[WHAT IS ASKED] Locate each line with the string "final" in the listing below and copy it.

=-=-=

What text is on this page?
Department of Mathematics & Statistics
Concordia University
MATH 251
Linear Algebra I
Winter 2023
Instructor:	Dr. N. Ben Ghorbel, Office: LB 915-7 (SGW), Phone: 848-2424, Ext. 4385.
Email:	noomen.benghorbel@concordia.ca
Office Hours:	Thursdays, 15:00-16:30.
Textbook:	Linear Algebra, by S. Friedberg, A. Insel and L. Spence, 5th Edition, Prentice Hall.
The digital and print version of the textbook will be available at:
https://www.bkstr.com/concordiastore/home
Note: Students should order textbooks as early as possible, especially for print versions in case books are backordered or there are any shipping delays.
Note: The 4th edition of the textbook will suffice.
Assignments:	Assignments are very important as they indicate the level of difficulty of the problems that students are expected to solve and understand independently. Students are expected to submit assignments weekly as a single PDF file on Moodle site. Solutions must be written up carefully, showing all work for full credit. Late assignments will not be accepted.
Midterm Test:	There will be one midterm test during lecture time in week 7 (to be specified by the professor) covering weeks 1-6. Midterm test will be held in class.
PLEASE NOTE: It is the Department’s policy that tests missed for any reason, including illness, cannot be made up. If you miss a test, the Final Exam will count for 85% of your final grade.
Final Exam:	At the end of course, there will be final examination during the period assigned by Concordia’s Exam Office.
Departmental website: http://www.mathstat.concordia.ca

=-=-=

[RESPONSE TO THIS EXERCISE]
PLEASE NOTE: It is the Department’s policy that tests missed for any reason, including illness, cannot be made up. If you miss a test, the Final Exam will count for 85% of your final grade.
Final Exam:	At the end of course, there will be final examination during the period assigned by Concordia’s Exam Office.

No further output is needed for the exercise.